**SHORT EXERCISE:** Output only the lines from the line holding "Output a JSON" through the close of the records, exactly as they appear, with all pictures omitted.

**EXERCISE INPUT:**
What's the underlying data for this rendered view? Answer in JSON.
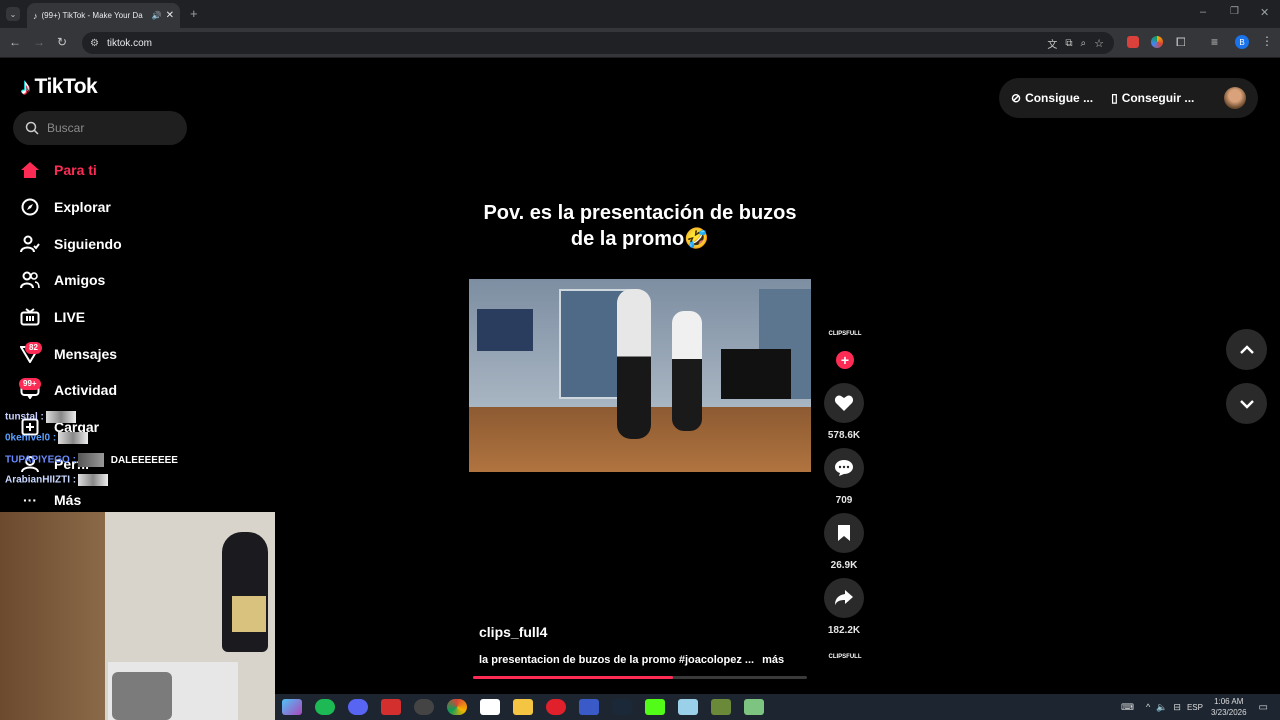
{
  "browser": {
    "tab_title": "(99+) TikTok - Make Your Da",
    "url": "tiktok.com",
    "new_tab": "+",
    "profile_initial": "B"
  },
  "sidebar": {
    "logo": "TikTok",
    "search_placeholder": "Buscar",
    "items": [
      {
        "label": "Para ti",
        "icon": "home-icon"
      },
      {
        "label": "Explorar",
        "icon": "compass-icon"
      },
      {
        "label": "Siguiendo",
        "icon": "following-icon"
      },
      {
        "label": "Amigos",
        "icon": "friends-icon"
      },
      {
        "label": "LIVE",
        "icon": "live-icon"
      },
      {
        "label": "Mensajes",
        "icon": "messages-icon"
      },
      {
        "label": "Actividad",
        "icon": "activity-icon"
      },
      {
        "label": "Cargar",
        "icon": "upload-icon"
      },
      {
        "label": "Perfil",
        "icon": "profile-icon"
      },
      {
        "label": "Más",
        "icon": "more-icon"
      }
    ],
    "messages_badge": "82",
    "activity_badge": "99+"
  },
  "chat": [
    {
      "user": "tunstal :",
      "msg": "",
      "color": "#c8d0ff"
    },
    {
      "user": "0kenivel0 :",
      "msg": "",
      "color": "#5aa0ff"
    },
    {
      "user": "TUPAPIYEGO :",
      "msg": "DALEEEEEEE",
      "color": "#6a8cff"
    },
    {
      "user": "ArabianHIIZTI :",
      "msg": "",
      "color": "#c8d8ff"
    }
  ],
  "header": {
    "btn1": "Consigue ...",
    "btn2": "Conseguir ..."
  },
  "video": {
    "caption": "Pov. es la presentación de buzos de la promo🤣",
    "author": "clips_full4",
    "description": "la presentacion de buzos de la promo #joacolopez ...",
    "more": "más",
    "progress": 0.6,
    "creator_tag": "CLIPSFULL",
    "likes": "578.6K",
    "comments": "709",
    "saves": "26.9K",
    "shares": "182.2K"
  },
  "taskbar": {
    "lang": "ESP",
    "time": "1:06 AM",
    "date": "3/23/2026"
  },
  "colors": {
    "accent": "#fe2c55",
    "taskbar": "#1c2530"
  }
}
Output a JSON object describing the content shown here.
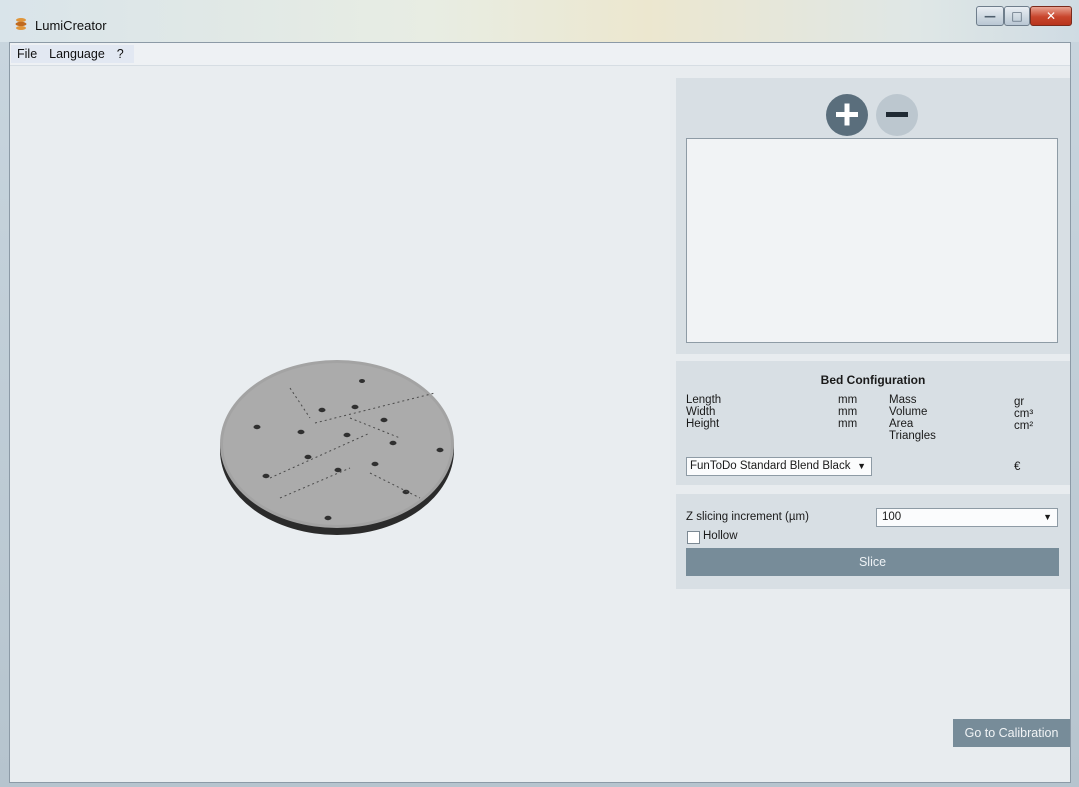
{
  "window": {
    "title": "LumiCreator",
    "controls": {
      "minimize": "—",
      "maximize": "□",
      "close": "✕"
    }
  },
  "menu": [
    "File",
    "Language",
    "?"
  ],
  "model_panel": {
    "add_icon": "plus-circle-icon",
    "remove_icon": "minus-circle-icon"
  },
  "bed": {
    "title": "Bed Configuration",
    "left_labels": [
      "Length",
      "Width",
      "Height"
    ],
    "left_units": [
      "mm",
      "mm",
      "mm"
    ],
    "right_labels": [
      "Mass",
      "Volume",
      "Area",
      "Triangles"
    ],
    "right_units": [
      "gr",
      "cm³",
      "cm²"
    ],
    "material": "FunToDo Standard Blend Black",
    "currency": "€"
  },
  "slicing": {
    "label": "Z slicing increment (µm)",
    "value": "100",
    "hollow_label": "Hollow",
    "hollow_checked": false,
    "slice_button": "Slice"
  },
  "calibration_button": "Go to Calibration",
  "colors": {
    "button_bg": "#778c99",
    "panel_bg": "#d8dfe4",
    "viewport_bg": "#e9edf0"
  }
}
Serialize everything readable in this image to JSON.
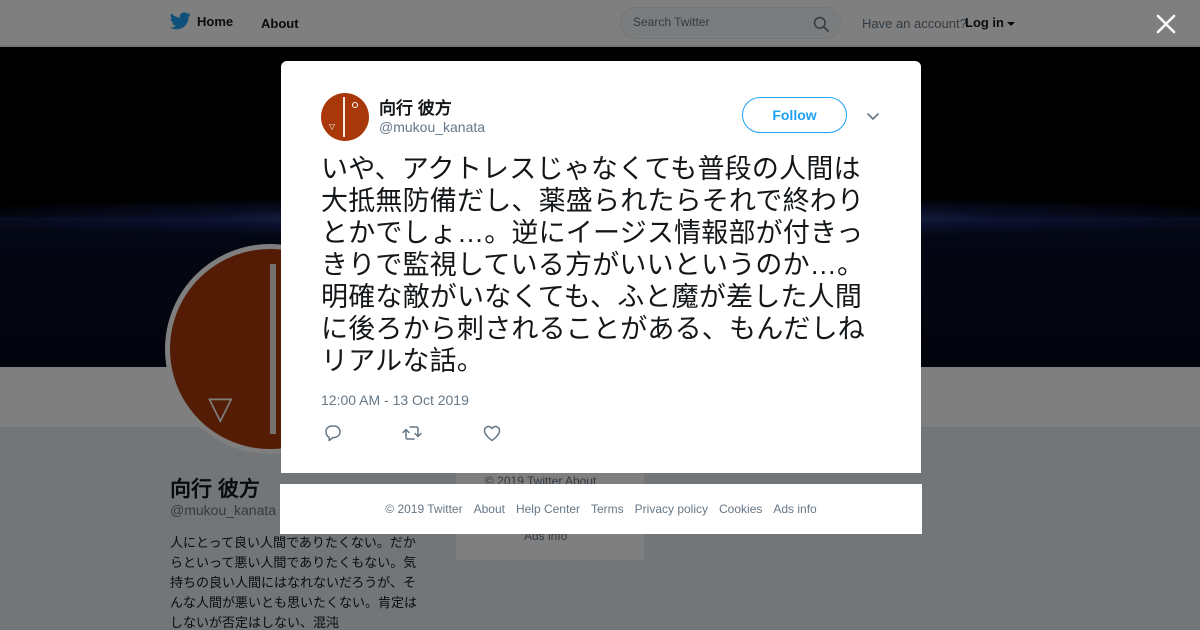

**TASK RESPONSE:**
Output a JSON object describing the content shown here.
{
  "window": {
    "title": "LumiCreator",
    "controls": {
      "minimize": "—",
      "maximize": "□",
      "close": "✕"
    }
  },
  "menu": [
    "File",
    "Language",
    "?"
  ],
  "model_panel": {
    "add_icon": "plus-circle-icon",
    "remove_icon": "minus-circle-icon"
  },
  "bed": {
    "title": "Bed Configuration",
    "left_labels": [
      "Length",
      "Width",
      "Height"
    ],
    "left_units": [
      "mm",
      "mm",
      "mm"
    ],
    "right_labels": [
      "Mass",
      "Volume",
      "Area",
      "Triangles"
    ],
    "right_units": [
      "gr",
      "cm³",
      "cm²"
    ],
    "material": "FunToDo Standard Blend Black",
    "currency": "€"
  },
  "slicing": {
    "label": "Z slicing increment (µm)",
    "value": "100",
    "hollow_label": "Hollow",
    "hollow_checked": false,
    "slice_button": "Slice"
  },
  "calibration_button": "Go to Calibration",
  "colors": {
    "button_bg": "#778c99",
    "panel_bg": "#d8dfe4",
    "viewport_bg": "#e9edf0"
  }
}
Serialize everything readable in this image to JSON.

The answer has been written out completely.